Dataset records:
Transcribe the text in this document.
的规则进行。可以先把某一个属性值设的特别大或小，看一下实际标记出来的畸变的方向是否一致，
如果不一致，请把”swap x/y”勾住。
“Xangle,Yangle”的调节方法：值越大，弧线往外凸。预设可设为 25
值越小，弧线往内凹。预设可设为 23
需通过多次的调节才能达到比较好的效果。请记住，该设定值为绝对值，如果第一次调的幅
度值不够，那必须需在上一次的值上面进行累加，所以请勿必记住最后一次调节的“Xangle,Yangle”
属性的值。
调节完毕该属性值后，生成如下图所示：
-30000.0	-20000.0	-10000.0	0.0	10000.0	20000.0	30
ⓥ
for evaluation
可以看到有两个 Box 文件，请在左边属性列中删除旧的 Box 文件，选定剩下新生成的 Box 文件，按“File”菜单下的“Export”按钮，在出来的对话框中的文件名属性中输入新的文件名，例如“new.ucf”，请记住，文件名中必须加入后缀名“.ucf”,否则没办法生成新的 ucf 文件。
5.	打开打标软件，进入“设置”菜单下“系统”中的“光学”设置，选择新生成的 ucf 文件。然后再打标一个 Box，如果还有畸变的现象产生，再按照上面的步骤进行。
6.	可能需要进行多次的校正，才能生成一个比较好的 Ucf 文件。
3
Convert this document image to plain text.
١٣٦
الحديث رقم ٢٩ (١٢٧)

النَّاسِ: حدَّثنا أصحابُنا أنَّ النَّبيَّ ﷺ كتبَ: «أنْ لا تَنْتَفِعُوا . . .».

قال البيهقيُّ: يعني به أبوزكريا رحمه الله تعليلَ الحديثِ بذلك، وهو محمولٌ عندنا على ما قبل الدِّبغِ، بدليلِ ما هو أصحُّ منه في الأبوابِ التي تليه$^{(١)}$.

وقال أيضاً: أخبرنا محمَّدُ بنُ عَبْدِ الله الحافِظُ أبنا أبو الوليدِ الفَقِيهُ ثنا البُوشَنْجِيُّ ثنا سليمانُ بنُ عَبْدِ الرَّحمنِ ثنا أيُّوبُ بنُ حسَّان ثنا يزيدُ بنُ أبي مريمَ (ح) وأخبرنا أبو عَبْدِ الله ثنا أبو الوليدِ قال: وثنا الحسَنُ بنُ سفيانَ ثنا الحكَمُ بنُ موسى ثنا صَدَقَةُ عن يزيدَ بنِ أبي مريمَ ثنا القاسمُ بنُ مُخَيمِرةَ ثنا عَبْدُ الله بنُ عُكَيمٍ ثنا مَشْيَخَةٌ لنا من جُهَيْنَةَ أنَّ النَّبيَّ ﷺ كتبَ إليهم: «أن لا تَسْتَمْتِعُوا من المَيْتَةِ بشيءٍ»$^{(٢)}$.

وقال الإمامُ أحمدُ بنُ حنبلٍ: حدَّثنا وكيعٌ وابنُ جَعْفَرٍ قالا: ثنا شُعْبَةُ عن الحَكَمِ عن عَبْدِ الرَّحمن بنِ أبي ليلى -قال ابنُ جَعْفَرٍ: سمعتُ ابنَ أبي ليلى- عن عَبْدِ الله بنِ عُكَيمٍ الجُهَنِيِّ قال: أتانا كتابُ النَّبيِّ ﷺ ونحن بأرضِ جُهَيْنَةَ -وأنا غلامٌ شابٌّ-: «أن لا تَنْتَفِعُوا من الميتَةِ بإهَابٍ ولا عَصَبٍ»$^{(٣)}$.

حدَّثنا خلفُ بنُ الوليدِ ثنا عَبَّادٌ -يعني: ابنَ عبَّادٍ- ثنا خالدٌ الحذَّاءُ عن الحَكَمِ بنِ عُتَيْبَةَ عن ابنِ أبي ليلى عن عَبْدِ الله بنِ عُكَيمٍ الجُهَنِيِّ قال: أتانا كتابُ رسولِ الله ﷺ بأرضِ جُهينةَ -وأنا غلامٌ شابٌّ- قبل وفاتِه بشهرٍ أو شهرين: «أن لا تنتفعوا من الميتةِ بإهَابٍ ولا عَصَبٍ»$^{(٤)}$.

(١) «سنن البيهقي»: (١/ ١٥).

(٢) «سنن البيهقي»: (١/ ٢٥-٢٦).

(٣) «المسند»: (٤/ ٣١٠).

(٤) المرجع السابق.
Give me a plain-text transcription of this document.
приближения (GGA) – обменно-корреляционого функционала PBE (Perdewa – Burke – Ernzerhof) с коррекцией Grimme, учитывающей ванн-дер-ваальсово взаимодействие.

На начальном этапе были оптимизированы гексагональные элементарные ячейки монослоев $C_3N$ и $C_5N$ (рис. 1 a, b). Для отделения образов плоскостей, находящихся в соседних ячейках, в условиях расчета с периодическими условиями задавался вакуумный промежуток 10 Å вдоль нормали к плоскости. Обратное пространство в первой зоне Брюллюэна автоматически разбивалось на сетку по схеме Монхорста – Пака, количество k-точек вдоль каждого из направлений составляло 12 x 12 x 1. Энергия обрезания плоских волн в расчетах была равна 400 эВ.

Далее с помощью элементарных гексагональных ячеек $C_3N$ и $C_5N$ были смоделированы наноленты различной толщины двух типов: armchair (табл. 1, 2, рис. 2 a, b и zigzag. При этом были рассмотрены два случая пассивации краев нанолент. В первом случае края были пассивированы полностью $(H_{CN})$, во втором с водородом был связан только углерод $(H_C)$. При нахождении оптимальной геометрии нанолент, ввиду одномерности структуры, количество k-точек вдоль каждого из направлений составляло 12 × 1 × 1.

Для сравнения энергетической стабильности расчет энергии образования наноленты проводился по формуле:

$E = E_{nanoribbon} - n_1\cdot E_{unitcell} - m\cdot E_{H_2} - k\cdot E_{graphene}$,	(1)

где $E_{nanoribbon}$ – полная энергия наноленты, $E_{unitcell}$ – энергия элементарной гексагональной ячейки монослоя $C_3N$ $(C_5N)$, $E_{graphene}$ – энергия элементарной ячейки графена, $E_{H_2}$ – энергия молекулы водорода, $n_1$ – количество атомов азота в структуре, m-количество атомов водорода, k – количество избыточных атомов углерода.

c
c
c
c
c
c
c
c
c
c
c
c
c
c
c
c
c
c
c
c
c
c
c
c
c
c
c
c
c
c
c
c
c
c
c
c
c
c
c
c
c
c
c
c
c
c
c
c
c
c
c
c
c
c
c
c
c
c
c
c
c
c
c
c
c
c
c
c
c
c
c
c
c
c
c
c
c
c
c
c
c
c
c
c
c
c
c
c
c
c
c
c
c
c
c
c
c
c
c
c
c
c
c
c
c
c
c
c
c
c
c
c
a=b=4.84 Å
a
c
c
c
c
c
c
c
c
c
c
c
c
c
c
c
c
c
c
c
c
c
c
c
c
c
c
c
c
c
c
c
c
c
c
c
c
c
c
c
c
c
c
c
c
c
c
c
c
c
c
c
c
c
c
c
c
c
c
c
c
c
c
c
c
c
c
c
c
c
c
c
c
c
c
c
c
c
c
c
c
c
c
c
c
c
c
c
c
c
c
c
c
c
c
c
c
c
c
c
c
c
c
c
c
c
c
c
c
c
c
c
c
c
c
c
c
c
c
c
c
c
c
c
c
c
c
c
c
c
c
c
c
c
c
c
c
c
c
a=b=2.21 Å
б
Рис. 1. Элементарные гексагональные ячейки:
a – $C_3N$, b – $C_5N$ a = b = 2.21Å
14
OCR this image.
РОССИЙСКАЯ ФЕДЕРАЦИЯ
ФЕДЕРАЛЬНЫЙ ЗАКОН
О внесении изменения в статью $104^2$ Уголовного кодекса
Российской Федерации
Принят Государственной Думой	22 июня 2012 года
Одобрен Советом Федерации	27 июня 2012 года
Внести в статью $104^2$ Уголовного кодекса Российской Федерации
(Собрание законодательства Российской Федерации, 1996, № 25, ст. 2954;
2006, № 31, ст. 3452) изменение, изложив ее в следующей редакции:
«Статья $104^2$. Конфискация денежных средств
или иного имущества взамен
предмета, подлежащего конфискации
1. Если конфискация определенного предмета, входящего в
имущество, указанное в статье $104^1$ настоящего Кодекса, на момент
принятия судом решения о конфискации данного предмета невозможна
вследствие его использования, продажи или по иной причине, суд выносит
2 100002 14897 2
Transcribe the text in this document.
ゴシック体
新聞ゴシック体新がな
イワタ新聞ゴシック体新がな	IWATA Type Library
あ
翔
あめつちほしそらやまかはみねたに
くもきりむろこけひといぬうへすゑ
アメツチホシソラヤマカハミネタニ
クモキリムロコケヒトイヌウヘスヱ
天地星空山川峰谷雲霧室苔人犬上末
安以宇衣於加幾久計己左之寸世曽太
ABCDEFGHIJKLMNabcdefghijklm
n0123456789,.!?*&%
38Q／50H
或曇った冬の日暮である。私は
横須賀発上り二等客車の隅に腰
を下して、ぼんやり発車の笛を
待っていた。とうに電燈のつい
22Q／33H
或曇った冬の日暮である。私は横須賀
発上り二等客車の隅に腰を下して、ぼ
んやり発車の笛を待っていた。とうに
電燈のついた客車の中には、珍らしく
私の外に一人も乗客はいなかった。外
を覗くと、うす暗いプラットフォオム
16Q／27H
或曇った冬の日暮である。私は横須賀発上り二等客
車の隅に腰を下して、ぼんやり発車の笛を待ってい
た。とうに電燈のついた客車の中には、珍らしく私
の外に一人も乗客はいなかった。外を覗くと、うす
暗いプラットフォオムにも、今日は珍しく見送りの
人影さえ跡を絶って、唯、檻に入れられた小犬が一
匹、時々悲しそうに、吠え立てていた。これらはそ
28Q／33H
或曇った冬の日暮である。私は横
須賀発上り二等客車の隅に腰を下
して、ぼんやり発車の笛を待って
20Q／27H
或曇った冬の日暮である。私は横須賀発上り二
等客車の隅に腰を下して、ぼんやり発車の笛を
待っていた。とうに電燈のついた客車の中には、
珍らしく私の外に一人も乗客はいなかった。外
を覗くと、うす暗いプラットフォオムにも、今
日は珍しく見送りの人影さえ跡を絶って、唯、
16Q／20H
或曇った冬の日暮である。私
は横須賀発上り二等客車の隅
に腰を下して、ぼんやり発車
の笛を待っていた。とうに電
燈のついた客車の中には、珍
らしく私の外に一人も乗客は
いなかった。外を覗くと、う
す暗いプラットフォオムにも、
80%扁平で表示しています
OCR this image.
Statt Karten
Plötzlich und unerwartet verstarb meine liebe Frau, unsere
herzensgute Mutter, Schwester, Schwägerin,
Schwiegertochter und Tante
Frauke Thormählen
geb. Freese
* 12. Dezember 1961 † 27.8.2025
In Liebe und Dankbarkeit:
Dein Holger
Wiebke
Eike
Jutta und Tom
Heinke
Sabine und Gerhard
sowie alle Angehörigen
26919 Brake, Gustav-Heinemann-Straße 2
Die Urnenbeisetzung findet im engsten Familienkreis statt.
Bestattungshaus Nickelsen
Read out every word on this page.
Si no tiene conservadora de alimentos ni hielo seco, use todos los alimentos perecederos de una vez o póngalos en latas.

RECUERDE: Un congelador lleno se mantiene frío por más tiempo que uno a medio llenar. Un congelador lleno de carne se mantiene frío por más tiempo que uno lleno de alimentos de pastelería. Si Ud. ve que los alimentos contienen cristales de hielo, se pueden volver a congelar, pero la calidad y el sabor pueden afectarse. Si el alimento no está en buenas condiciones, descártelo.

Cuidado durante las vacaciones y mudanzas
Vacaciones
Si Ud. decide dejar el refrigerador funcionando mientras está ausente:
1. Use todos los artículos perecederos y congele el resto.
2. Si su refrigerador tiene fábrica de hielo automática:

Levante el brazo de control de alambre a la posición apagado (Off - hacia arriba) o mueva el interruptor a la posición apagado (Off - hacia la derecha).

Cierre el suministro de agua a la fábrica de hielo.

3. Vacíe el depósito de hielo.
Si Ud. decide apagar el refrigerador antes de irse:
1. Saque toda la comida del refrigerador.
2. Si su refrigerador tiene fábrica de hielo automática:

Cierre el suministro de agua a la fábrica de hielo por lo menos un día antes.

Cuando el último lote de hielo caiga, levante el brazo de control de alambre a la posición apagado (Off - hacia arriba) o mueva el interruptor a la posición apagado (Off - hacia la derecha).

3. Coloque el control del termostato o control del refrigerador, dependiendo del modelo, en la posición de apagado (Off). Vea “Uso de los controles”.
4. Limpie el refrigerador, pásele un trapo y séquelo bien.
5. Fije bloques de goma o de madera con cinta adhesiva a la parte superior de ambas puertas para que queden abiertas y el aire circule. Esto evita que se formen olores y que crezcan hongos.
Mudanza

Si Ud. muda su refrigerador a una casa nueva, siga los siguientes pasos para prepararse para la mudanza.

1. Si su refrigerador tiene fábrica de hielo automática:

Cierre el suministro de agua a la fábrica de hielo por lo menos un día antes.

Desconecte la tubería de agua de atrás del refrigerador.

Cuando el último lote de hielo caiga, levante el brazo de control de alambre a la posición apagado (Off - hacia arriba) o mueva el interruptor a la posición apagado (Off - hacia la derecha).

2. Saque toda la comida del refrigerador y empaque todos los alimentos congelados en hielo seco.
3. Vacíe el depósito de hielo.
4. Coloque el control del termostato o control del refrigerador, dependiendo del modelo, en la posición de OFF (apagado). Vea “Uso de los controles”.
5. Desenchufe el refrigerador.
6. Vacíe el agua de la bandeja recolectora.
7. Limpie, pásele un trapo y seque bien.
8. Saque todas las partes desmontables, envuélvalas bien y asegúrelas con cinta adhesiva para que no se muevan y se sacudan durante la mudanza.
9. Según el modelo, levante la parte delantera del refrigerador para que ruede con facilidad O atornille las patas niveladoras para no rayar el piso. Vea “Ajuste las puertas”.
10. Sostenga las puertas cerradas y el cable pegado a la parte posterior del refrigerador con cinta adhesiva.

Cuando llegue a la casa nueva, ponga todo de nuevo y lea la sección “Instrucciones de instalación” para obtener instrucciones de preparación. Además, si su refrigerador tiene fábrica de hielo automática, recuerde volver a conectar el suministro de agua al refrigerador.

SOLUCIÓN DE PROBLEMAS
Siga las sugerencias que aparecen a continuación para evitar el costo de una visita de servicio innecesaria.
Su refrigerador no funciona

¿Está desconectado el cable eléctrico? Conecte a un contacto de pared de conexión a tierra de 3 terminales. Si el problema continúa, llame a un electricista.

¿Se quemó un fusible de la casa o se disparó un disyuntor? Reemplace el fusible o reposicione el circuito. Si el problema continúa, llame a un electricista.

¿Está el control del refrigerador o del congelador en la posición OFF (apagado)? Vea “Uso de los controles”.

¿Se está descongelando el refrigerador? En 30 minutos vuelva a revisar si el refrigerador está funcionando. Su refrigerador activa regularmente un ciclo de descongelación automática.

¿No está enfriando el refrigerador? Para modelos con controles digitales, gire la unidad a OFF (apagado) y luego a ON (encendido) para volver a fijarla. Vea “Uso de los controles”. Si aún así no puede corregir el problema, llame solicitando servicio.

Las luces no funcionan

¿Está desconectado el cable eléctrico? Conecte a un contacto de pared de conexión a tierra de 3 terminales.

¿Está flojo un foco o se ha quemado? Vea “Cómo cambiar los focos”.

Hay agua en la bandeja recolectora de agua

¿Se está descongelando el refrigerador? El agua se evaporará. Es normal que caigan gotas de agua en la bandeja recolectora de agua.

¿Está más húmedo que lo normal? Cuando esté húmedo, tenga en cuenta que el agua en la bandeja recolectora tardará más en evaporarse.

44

**SET TASK**
Copy all lines from the material that contain "статью".

**IN RESPONSE**
О внесении изменения в статью $104^2$ Уголовного кодекса
Внести в статью $104^2$ Уголовного кодекса Российской Федерации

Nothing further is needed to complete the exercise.